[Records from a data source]
►
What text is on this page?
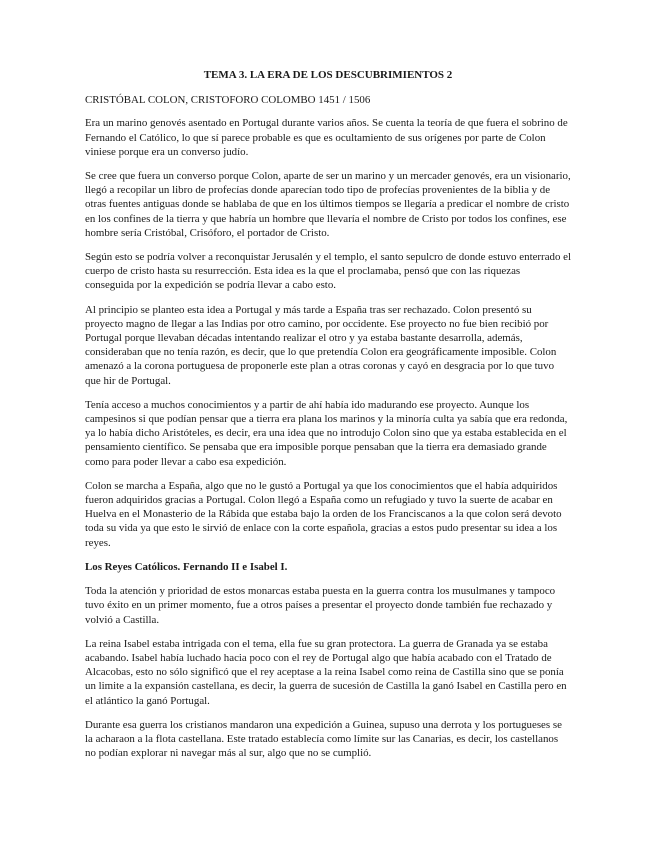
TEMA 3. LA ERA DE LOS DESCUBRIMIENTOS 2
CRISTÓBAL COLON, CRISTOFORO COLOMBO 1451 / 1506

Era un marino genovés asentado en Portugal durante varios años. Se cuenta la teoría de que fuera el sobrino de Fernando el Católico, lo que sí parece probable es que es ocultamiento de sus orígenes por parte de Colon viniese porque era un converso judío.

Se cree que fuera un converso porque Colon, aparte de ser un marino y un mercader genovés, era un visionario, llegó a recopilar un libro de profecías donde aparecían todo tipo de profecías provenientes de la biblia y de otras fuentes antiguas donde se hablaba de que en los últimos tiempos se llegaría a predicar el nombre de cristo en los confines de la tierra y que habría un hombre que llevaría el nombre de Cristo por todos los confines, ese hombre sería Cristóbal, Crisóforo, el portador de Cristo.

Según esto se podría volver a reconquistar Jerusalén y el templo, el santo sepulcro de donde estuvo enterrado el cuerpo de cristo hasta su resurrección. Esta idea es la que el proclamaba, pensó que con las riquezas conseguida por la expedición se podría llevar a cabo esto.

Al principio se planteo esta idea a Portugal y más tarde a España tras ser rechazado. Colon presentó su proyecto magno de llegar a las Indias por otro camino, por occidente. Ese proyecto no fue bien recibió por Portugal porque llevaban décadas intentando realizar el otro y ya estaba bastante desarrolla, además, consideraban que no tenía razón, es decir, que lo que pretendía Colon era geográficamente imposible. Colon amenazó a la corona portuguesa de proponerle este plan a otras coronas y cayó en desgracia por lo que tuvo que hir de Portugal.

Tenía acceso a muchos conocimientos y a partir de ahí había ido madurando ese proyecto. Aunque los campesinos si que podían pensar que a tierra era plana los marinos y la minoría culta ya sabía que era redonda, ya lo había dicho Aristóteles, es decir, era una idea que no introdujo Colon sino que ya estaba establecida en el pensamiento científico. Se pensaba que era imposible porque pensaban que la tierra era demasiado grande como para poder llevar a cabo esa expedición.

Colon se marcha a España, algo que no le gustó a Portugal ya que los conocimientos que el había adquiridos fueron adquiridos gracias a Portugal. Colon llegó a España como un refugiado y tuvo la suerte de acabar en Huelva en el Monasterio de la Rábida que estaba bajo la orden de los Franciscanos a la que colon será devoto toda su vida ya que esto le sirvió de enlace con la corte española, gracias a estos pudo presentar su idea a los reyes.

Los Reyes Católicos. Fernando II e Isabel I.

Toda la atención y prioridad de estos monarcas estaba puesta en la guerra contra los musulmanes y tampoco tuvo éxito en un primer momento, fue a otros países a presentar el proyecto donde también fue rechazado y volvió a Castilla.

La reina Isabel estaba intrigada con el tema, ella fue su gran protectora. La guerra de Granada ya se estaba acabando. Isabel había luchado hacia poco con el rey de Portugal algo que había acabado con el Tratado de Alcacobas, esto no sólo significó que el rey aceptase a la reina Isabel como reina de Castilla sino que se ponía un limite a la expansión castellana, es decir, la guerra de sucesión de Castilla la ganó Isabel en Castilla pero en el atlántico la ganó Portugal.

Durante esa guerra los cristianos mandaron una expedición a Guinea, supuso una derrota y los portugueses se la acharaon a la flota castellana. Este tratado establecía como límite sur las Canarias, es decir, los castellanos no podían explorar ni navegar más al sur, algo que no se cumplió.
◄
To do: Set down all of the entries exactly as they appear, but keep the images out.

Solved problem:
What text is on this page?
TEMA 3. LA ERA DE LOS DESCUBRIMIENTOS 2
CRISTÓBAL COLON, CRISTOFORO COLOMBO 1451 / 1506

Era un marino genovés asentado en Portugal durante varios años. Se cuenta la teoría de que fuera el sobrino de Fernando el Católico, lo que sí parece probable es que es ocultamiento de sus orígenes por parte de Colon viniese porque era un converso judío.

Se cree que fuera un converso porque Colon, aparte de ser un marino y un mercader genovés, era un visionario, llegó a recopilar un libro de profecías donde aparecían todo tipo de profecías provenientes de la biblia y de otras fuentes antiguas donde se hablaba de que en los últimos tiempos se llegaría a predicar el nombre de cristo en los confines de la tierra y que habría un hombre que llevaría el nombre de Cristo por todos los confines, ese hombre sería Cristóbal, Crisóforo, el portador de Cristo.

Según esto se podría volver a reconquistar Jerusalén y el templo, el santo sepulcro de donde estuvo enterrado el cuerpo de cristo hasta su resurrección. Esta idea es la que el proclamaba, pensó que con las riquezas conseguida por la expedición se podría llevar a cabo esto.

Al principio se planteo esta idea a Portugal y más tarde a España tras ser rechazado. Colon presentó su proyecto magno de llegar a las Indias por otro camino, por occidente. Ese proyecto no fue bien recibió por Portugal porque llevaban décadas intentando realizar el otro y ya estaba bastante desarrolla, además, consideraban que no tenía razón, es decir, que lo que pretendía Colon era geográficamente imposible. Colon amenazó a la corona portuguesa de proponerle este plan a otras coronas y cayó en desgracia por lo que tuvo que hir de Portugal.

Tenía acceso a muchos conocimientos y a partir de ahí había ido madurando ese proyecto. Aunque los campesinos si que podían pensar que a tierra era plana los marinos y la minoría culta ya sabía que era redonda, ya lo había dicho Aristóteles, es decir, era una idea que no introdujo Colon sino que ya estaba establecida en el pensamiento científico. Se pensaba que era imposible porque pensaban que la tierra era demasiado grande como para poder llevar a cabo esa expedición.

Colon se marcha a España, algo que no le gustó a Portugal ya que los conocimientos que el había adquiridos fueron adquiridos gracias a Portugal. Colon llegó a España como un refugiado y tuvo la suerte de acabar en Huelva en el Monasterio de la Rábida que estaba bajo la orden de los Franciscanos a la que colon será devoto toda su vida ya que esto le sirvió de enlace con la corte española, gracias a estos pudo presentar su idea a los reyes.

Los Reyes Católicos. Fernando II e Isabel I.

Toda la atención y prioridad de estos monarcas estaba puesta en la guerra contra los musulmanes y tampoco tuvo éxito en un primer momento, fue a otros países a presentar el proyecto donde también fue rechazado y volvió a Castilla.

La reina Isabel estaba intrigada con el tema, ella fue su gran protectora. La guerra de Granada ya se estaba acabando. Isabel había luchado hacia poco con el rey de Portugal algo que había acabado con el Tratado de Alcacobas, esto no sólo significó que el rey aceptase a la reina Isabel como reina de Castilla sino que se ponía un limite a la expansión castellana, es decir, la guerra de sucesión de Castilla la ganó Isabel en Castilla pero en el atlántico la ganó Portugal.

Durante esa guerra los cristianos mandaron una expedición a Guinea, supuso una derrota y los portugueses se la acharaon a la flota castellana. Este tratado establecía como límite sur las Canarias, es decir, los castellanos no podían explorar ni navegar más al sur, algo que no se cumplió.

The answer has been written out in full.